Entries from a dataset

[start]

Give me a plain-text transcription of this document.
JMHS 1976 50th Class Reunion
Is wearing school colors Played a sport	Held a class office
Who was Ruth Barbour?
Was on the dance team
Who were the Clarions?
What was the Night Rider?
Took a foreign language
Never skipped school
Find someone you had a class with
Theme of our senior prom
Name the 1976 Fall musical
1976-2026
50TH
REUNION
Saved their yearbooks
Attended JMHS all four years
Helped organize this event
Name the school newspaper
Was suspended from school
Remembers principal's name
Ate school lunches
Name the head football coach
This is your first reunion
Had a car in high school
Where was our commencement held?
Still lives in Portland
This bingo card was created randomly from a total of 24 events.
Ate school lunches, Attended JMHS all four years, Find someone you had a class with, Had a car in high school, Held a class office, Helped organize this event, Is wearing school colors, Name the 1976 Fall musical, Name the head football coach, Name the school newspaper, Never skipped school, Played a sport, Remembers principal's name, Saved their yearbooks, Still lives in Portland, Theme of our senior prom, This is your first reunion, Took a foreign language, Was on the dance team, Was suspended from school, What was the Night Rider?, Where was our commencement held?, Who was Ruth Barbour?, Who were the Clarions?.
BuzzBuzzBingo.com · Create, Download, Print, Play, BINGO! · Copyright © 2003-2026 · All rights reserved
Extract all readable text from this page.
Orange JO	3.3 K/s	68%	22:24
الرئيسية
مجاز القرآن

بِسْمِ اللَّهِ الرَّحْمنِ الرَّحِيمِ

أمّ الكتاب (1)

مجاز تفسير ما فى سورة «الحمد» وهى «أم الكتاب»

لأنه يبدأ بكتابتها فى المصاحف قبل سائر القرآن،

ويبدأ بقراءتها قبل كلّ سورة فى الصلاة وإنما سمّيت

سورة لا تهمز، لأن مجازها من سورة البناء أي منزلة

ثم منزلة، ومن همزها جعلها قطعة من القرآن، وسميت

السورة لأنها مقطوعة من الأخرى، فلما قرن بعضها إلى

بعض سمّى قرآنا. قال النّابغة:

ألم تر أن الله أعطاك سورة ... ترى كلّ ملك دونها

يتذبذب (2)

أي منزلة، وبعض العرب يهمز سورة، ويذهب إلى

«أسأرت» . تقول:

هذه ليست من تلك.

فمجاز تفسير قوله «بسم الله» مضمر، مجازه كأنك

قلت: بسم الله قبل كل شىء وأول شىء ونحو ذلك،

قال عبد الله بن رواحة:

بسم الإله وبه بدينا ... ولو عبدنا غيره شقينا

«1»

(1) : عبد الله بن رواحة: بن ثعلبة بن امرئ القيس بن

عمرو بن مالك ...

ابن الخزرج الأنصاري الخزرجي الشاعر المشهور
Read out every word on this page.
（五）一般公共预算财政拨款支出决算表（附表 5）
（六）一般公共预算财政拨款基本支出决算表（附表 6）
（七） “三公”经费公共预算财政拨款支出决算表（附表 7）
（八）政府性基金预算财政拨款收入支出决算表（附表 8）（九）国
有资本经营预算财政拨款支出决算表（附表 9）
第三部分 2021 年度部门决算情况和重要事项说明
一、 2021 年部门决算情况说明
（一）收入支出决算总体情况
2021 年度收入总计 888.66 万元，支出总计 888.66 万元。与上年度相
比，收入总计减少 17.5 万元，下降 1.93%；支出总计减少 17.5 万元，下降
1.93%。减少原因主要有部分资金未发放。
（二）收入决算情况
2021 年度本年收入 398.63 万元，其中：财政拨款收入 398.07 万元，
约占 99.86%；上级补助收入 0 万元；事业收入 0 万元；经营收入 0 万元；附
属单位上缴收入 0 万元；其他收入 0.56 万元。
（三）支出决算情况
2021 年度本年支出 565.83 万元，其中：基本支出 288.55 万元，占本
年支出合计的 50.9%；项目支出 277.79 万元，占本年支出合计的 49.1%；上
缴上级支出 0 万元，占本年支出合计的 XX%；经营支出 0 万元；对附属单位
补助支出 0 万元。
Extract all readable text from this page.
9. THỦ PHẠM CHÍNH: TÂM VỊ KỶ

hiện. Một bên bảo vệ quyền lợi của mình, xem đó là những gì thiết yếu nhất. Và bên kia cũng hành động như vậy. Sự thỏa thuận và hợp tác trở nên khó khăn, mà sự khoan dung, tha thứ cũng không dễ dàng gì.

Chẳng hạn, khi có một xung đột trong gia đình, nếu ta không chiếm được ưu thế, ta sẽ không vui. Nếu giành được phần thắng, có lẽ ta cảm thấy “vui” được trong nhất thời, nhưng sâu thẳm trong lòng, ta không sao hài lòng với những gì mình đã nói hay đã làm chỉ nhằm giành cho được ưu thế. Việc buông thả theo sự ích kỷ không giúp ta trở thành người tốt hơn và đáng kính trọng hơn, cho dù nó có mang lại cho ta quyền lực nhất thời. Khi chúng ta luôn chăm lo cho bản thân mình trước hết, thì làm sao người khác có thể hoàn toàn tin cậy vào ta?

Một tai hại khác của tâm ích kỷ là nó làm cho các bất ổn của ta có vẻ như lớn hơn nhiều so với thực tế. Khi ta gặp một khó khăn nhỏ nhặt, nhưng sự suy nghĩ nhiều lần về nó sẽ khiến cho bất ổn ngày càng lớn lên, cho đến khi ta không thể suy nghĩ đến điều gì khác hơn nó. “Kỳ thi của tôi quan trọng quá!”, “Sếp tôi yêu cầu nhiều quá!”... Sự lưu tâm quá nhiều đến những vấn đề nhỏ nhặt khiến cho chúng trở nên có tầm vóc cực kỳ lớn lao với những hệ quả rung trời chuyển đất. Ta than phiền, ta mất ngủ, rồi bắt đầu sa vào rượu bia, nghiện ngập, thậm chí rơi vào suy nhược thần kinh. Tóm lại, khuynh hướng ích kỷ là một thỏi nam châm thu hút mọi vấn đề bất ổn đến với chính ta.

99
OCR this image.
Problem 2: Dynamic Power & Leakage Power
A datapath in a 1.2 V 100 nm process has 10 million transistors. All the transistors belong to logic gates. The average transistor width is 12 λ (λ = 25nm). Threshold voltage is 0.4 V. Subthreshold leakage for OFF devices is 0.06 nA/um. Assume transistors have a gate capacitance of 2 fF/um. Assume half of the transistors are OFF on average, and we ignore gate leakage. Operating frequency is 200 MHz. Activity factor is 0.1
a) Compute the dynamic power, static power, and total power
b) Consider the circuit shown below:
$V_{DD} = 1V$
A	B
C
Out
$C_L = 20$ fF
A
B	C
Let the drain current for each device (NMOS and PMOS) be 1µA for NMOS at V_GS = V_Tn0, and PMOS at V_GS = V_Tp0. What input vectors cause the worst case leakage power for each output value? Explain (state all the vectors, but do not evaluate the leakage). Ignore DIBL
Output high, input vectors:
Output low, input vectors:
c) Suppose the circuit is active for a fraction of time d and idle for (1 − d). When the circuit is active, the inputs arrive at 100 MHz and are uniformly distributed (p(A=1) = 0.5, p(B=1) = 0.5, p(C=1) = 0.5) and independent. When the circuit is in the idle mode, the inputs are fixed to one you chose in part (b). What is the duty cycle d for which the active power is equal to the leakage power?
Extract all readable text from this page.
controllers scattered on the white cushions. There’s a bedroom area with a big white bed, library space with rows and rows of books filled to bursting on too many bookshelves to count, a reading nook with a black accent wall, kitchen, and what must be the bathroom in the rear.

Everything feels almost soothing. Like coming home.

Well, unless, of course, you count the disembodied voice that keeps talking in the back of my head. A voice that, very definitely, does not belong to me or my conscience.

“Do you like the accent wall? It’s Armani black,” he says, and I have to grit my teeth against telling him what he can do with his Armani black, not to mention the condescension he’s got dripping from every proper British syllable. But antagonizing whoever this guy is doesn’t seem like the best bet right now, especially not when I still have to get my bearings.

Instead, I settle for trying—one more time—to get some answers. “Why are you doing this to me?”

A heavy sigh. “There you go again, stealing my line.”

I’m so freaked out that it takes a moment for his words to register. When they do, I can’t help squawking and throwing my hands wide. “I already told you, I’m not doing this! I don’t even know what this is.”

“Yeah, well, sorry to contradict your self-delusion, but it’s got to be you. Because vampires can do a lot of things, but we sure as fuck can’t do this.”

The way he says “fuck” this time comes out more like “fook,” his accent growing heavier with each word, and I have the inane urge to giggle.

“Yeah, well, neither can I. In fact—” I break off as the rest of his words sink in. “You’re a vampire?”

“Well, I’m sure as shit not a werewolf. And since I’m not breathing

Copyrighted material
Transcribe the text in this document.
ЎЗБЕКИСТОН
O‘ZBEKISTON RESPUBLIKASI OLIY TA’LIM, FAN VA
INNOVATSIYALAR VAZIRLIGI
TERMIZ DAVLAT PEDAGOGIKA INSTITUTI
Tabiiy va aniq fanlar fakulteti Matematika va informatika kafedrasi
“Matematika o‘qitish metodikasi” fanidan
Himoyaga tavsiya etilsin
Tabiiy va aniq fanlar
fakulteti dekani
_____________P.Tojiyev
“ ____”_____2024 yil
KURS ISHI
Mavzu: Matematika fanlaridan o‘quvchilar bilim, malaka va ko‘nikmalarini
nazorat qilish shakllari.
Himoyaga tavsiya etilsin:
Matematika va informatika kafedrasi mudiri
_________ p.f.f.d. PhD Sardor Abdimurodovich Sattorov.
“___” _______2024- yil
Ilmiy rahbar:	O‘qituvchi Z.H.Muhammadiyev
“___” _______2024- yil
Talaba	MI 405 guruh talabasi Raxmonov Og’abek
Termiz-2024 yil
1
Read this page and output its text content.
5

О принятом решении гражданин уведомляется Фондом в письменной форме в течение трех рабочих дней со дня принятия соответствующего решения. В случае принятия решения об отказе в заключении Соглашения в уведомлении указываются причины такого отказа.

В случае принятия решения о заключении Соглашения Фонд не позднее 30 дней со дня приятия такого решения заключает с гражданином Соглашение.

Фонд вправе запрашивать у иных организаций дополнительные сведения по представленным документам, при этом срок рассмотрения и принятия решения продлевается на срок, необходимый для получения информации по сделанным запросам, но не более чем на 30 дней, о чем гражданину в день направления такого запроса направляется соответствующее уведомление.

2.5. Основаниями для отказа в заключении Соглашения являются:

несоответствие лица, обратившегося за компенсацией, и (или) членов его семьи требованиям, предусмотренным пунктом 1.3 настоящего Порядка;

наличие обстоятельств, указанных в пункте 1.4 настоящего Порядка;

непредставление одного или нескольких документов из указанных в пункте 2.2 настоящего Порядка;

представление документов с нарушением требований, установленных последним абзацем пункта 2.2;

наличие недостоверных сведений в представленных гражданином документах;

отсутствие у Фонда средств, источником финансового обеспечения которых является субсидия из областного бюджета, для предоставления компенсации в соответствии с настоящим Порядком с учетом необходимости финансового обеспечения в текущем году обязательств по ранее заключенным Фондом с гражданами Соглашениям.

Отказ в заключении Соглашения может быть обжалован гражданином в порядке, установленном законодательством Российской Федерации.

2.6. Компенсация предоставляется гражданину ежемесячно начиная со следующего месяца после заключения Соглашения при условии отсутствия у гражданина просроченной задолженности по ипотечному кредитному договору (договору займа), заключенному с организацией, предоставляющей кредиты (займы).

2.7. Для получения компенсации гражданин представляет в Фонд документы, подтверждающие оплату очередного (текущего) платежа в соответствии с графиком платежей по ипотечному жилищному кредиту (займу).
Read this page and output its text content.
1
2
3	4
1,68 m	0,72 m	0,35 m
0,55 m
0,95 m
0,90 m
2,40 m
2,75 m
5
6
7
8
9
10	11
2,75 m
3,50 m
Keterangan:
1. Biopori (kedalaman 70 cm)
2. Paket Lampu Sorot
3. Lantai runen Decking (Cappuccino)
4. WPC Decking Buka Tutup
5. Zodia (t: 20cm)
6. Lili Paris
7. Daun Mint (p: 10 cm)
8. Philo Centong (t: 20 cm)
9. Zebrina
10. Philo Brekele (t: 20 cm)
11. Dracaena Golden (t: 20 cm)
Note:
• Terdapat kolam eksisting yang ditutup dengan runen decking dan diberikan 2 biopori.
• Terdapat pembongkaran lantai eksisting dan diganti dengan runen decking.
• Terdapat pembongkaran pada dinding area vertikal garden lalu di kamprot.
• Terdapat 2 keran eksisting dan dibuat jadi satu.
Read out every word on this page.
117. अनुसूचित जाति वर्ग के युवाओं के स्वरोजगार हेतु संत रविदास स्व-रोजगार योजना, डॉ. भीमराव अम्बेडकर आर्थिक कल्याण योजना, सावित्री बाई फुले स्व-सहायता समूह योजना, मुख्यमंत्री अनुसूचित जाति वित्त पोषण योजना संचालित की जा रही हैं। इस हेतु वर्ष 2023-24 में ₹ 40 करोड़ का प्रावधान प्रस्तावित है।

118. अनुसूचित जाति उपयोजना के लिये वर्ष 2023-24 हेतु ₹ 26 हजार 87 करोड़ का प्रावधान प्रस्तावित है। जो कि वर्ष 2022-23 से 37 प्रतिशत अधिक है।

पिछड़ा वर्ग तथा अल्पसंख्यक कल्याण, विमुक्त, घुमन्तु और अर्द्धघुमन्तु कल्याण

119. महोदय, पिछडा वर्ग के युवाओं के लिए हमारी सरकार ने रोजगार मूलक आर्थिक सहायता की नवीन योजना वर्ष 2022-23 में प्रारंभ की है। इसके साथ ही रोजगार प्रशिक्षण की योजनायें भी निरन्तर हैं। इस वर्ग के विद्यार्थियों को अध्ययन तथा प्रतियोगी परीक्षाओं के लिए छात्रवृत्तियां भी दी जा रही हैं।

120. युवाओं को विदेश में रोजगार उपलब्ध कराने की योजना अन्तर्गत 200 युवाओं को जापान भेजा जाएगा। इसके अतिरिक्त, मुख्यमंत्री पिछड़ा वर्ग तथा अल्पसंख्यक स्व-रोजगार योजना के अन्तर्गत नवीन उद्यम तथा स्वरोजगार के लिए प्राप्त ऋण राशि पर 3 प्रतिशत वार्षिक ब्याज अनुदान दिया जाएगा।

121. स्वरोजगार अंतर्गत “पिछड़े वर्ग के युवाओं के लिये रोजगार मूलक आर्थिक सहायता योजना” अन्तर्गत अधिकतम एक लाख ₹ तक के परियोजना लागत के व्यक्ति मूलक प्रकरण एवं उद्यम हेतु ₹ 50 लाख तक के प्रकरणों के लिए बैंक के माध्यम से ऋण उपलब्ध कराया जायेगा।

[end]

In the listing, find all lines with the string "Terdapat" and copy them.

• Terdapat kolam eksisting yang ditutup dengan runen decking dan diberikan 2 biopori.
• Terdapat pembongkaran lantai eksisting dan diganti dengan runen decking.
• Terdapat pembongkaran pada dinding area vertikal garden lalu di kamprot.
• Terdapat 2 keran eksisting dan dibuat jadi satu.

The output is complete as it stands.